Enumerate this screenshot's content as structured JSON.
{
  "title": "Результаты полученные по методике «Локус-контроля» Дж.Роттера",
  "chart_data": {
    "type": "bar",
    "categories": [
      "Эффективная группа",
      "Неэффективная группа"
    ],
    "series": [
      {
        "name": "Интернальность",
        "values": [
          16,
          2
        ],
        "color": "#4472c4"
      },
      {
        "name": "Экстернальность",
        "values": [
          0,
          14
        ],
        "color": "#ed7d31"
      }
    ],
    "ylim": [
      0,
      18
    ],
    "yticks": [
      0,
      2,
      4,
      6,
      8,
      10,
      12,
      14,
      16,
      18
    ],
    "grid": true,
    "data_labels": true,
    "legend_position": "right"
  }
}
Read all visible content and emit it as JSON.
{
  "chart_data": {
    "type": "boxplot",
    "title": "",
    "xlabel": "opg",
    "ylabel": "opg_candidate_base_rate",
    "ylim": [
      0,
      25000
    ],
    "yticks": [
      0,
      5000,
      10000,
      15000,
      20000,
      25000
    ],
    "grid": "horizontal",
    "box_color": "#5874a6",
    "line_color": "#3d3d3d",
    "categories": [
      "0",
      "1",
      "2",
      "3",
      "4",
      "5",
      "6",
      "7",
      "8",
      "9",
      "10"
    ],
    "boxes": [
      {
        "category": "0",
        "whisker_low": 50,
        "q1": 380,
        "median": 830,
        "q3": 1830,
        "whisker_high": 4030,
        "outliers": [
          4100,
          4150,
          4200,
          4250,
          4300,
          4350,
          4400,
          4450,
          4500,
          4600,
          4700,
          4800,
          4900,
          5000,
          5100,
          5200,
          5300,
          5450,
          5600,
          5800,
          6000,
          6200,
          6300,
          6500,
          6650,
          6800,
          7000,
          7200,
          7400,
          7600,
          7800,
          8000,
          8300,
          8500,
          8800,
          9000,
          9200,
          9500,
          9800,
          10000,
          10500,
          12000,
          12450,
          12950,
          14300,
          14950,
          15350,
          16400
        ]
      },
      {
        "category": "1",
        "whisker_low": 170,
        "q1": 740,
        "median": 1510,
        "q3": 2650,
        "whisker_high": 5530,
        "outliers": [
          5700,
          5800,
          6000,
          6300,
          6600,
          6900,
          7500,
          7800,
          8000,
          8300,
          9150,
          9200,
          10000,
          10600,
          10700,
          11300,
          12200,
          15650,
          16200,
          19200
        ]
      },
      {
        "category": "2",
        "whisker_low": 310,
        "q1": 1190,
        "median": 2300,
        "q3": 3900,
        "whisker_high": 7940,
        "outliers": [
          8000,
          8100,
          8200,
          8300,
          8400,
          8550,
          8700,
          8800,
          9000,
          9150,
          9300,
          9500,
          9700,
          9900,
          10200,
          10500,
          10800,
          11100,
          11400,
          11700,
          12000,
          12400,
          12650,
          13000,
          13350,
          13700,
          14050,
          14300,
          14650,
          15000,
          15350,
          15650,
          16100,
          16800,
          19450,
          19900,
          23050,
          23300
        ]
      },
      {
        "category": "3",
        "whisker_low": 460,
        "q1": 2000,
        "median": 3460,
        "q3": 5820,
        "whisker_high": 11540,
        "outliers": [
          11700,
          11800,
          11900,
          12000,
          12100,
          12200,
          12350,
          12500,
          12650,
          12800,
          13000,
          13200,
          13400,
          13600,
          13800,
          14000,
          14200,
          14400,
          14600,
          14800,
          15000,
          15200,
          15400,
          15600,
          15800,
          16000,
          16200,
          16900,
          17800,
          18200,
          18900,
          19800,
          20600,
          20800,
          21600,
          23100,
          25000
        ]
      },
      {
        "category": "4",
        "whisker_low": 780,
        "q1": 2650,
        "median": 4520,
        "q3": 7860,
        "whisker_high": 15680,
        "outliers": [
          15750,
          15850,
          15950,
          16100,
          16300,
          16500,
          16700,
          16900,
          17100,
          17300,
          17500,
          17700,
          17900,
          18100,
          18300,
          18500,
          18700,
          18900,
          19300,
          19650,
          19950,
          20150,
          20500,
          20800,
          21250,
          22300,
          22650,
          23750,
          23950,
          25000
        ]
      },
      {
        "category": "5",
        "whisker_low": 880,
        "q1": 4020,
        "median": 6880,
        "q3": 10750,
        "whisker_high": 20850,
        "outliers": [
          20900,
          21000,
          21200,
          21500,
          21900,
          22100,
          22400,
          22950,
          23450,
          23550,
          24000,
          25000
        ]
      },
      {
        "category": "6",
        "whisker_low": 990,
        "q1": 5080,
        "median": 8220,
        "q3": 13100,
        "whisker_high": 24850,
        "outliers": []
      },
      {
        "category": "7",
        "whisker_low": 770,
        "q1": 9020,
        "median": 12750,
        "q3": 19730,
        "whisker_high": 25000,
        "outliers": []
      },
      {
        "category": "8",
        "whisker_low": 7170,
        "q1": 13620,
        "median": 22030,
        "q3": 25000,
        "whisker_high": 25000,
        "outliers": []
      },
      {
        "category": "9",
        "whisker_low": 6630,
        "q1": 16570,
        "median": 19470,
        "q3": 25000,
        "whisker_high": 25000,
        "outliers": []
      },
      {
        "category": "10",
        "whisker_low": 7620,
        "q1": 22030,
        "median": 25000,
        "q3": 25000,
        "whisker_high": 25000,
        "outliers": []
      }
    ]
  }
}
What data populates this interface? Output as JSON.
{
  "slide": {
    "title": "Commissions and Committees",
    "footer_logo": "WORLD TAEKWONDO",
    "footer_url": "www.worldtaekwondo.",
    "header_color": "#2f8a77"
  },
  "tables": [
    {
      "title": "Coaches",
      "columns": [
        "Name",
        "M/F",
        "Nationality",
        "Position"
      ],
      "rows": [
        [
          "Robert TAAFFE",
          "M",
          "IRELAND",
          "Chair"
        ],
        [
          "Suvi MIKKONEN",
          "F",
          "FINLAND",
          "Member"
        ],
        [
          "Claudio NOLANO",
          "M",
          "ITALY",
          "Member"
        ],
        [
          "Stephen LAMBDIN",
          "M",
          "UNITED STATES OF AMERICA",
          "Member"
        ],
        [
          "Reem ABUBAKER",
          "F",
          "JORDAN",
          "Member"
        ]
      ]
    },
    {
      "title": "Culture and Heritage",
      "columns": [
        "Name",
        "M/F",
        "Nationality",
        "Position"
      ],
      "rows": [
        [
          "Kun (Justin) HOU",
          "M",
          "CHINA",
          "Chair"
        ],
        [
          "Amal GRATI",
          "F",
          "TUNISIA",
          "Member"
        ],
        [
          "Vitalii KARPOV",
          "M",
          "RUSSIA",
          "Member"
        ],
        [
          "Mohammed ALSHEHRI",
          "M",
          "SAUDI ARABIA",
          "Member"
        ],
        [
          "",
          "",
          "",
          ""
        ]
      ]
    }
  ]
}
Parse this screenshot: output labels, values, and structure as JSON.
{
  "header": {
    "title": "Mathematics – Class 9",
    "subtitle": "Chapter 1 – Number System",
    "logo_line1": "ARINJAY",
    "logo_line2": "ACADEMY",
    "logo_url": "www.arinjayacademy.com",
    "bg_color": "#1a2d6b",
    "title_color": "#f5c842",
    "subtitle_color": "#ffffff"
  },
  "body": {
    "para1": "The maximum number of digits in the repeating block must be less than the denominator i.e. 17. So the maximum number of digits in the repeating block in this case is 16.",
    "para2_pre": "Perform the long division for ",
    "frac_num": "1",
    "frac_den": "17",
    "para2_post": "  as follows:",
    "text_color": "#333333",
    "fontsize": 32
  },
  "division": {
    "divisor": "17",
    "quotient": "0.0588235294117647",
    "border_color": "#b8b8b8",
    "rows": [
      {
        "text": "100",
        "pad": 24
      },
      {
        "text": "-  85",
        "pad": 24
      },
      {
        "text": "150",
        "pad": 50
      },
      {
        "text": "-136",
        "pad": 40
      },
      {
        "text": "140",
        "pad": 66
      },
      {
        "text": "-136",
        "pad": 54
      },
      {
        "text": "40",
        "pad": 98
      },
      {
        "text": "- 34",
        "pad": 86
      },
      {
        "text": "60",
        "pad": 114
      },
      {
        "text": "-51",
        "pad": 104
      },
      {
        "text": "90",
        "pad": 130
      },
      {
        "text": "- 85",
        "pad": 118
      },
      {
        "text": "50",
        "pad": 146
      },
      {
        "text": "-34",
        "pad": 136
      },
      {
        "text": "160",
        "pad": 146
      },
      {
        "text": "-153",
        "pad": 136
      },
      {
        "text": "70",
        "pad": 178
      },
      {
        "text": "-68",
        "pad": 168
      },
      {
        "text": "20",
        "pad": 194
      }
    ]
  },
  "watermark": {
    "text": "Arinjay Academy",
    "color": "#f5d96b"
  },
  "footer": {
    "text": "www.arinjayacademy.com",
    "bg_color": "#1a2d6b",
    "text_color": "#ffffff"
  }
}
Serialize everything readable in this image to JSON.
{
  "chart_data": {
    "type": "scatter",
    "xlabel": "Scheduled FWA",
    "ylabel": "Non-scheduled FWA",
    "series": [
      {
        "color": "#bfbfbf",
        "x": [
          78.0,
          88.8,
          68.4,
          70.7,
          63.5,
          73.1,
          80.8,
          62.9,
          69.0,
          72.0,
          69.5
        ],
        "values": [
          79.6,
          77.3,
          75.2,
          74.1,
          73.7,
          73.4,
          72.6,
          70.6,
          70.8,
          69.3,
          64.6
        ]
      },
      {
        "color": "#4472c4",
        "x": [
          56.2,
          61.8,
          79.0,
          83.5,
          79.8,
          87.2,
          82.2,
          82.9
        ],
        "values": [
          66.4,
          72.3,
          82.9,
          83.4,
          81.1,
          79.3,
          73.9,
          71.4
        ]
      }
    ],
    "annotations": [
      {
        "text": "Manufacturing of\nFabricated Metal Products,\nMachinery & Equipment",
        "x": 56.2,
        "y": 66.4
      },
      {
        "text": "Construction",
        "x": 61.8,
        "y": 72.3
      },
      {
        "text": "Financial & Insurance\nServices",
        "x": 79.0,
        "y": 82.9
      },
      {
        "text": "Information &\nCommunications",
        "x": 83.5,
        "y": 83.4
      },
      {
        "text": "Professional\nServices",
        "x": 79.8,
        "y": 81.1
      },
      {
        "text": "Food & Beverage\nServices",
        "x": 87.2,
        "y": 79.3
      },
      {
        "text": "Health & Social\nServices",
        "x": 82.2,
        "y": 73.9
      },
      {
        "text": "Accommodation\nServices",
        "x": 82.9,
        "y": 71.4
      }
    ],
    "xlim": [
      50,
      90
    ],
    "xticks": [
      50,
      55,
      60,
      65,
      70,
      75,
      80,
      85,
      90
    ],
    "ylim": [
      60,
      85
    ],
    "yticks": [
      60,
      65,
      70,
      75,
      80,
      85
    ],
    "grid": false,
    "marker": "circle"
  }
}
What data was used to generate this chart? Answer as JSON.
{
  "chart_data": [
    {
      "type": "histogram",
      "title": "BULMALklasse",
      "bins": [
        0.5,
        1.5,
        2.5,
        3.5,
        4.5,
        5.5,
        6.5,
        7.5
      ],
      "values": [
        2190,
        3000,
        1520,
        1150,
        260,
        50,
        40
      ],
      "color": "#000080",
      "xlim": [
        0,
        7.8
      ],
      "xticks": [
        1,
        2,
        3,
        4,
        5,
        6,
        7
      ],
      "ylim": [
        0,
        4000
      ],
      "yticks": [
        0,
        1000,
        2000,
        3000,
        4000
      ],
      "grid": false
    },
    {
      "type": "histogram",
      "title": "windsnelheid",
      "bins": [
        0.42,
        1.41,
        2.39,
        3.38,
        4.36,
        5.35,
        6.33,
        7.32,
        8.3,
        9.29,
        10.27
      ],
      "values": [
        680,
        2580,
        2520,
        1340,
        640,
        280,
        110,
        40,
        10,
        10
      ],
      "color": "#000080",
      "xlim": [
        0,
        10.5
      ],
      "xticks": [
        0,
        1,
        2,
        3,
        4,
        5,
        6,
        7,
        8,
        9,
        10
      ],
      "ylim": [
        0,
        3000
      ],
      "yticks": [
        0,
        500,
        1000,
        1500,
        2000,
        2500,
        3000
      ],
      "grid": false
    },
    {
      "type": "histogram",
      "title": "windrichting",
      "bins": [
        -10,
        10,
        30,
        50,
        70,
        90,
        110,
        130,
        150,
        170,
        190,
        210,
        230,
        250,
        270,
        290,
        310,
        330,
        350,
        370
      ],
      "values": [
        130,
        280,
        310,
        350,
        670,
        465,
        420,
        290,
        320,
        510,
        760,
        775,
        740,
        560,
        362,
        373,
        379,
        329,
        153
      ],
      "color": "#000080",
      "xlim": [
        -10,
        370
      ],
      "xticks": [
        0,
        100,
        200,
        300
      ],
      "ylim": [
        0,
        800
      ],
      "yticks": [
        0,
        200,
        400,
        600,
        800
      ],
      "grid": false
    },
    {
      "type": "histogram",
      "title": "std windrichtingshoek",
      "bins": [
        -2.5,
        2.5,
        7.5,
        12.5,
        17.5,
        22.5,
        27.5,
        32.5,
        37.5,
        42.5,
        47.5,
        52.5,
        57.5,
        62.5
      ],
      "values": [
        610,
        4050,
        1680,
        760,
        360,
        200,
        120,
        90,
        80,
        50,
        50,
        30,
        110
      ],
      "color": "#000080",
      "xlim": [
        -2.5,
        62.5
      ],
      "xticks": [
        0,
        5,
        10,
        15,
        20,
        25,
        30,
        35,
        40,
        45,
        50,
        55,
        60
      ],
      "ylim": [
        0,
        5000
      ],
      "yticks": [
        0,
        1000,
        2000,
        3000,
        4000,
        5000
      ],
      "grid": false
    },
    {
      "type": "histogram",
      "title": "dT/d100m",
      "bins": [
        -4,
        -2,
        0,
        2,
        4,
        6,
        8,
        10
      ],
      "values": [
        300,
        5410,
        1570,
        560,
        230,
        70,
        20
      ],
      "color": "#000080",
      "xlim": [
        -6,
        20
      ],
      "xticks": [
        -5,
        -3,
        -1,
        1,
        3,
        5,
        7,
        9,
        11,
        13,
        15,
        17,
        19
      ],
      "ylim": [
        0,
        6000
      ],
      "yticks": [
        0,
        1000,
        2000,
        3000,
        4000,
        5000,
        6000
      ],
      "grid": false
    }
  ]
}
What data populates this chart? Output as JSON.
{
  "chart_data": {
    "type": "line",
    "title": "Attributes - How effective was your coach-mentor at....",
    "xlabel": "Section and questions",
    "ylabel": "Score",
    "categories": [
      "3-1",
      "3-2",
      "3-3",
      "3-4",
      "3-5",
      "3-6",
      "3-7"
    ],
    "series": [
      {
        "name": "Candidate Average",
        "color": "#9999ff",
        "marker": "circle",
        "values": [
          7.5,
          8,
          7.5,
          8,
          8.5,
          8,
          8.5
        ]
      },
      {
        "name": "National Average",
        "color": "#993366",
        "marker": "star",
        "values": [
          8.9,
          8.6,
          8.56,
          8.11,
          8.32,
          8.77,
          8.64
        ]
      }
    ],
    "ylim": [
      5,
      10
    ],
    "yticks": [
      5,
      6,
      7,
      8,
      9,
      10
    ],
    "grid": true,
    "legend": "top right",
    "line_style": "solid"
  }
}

DIRECTION: In the listing above, how many lines hold the word "median"? Give the number and nothing more.

SOLUTION TO THIS TASK: 11